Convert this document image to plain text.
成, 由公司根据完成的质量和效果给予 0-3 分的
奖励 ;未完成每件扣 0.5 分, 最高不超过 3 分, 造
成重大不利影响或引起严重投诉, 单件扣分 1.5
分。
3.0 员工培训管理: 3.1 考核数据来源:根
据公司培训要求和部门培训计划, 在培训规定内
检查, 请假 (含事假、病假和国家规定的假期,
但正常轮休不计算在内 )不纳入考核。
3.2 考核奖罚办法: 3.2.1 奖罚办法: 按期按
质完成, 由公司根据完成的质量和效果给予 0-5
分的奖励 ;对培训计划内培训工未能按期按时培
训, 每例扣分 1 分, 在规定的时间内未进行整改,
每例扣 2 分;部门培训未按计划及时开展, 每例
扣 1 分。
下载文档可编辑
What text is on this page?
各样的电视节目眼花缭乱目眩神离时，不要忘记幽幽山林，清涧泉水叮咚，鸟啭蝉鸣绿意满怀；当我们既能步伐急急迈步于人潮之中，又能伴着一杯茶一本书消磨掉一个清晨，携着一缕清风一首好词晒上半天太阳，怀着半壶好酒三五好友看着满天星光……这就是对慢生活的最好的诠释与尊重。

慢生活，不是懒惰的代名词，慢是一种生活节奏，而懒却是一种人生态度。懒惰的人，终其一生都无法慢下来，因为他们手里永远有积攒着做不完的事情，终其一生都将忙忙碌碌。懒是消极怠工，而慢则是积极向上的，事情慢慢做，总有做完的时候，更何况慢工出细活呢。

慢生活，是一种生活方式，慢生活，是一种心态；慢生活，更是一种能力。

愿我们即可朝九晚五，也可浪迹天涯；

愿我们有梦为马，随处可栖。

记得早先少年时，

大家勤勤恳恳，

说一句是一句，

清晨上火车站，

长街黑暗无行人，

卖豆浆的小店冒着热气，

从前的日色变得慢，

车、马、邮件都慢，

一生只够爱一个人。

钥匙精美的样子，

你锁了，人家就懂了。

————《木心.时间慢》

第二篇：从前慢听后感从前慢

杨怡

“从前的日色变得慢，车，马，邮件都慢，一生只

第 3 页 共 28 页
● ● ● ●
→ WHAT TO WORK ON
Please output the complete data exactly.

→ CORRECT ANSWER
Convert this document image to plain text.
成, 由公司根据完成的质量和效果给予 0-3 分的
奖励 ;未完成每件扣 0.5 分, 最高不超过 3 分, 造
成重大不利影响或引起严重投诉, 单件扣分 1.5
分。
3.0 员工培训管理: 3.1 考核数据来源:根
据公司培训要求和部门培训计划, 在培训规定内
检查, 请假 (含事假、病假和国家规定的假期,
但正常轮休不计算在内 )不纳入考核。
3.2 考核奖罚办法: 3.2.1 奖罚办法: 按期按
质完成, 由公司根据完成的质量和效果给予 0-5
分的奖励 ;对培训计划内培训工未能按期按时培
训, 每例扣分 1 分, 在规定的时间内未进行整改,
每例扣 2 分;部门培训未按计划及时开展, 每例
扣 1 分。
下载文档可编辑
What text is on this page?
各样的电视节目眼花缭乱目眩神离时，不要忘记幽幽山林，清涧泉水叮咚，鸟啭蝉鸣绿意满怀；当我们既能步伐急急迈步于人潮之中，又能伴着一杯茶一本书消磨掉一个清晨，携着一缕清风一首好词晒上半天太阳，怀着半壶好酒三五好友看着满天星光……这就是对慢生活的最好的诠释与尊重。

慢生活，不是懒惰的代名词，慢是一种生活节奏，而懒却是一种人生态度。懒惰的人，终其一生都无法慢下来，因为他们手里永远有积攒着做不完的事情，终其一生都将忙忙碌碌。懒是消极怠工，而慢则是积极向上的，事情慢慢做，总有做完的时候，更何况慢工出细活呢。

慢生活，是一种生活方式，慢生活，是一种心态；慢生活，更是一种能力。

愿我们即可朝九晚五，也可浪迹天涯；

愿我们有梦为马，随处可栖。

记得早先少年时，

大家勤勤恳恳，

说一句是一句，

清晨上火车站，

长街黑暗无行人，

卖豆浆的小店冒着热气，

从前的日色变得慢，

车、马、邮件都慢，

一生只够爱一个人。

钥匙精美的样子，

你锁了，人家就懂了。

————《木心.时间慢》

第二篇：从前慢听后感从前慢

杨怡

“从前的日色变得慢，车，马，邮件都慢，一生只

第 3 页 共 28 页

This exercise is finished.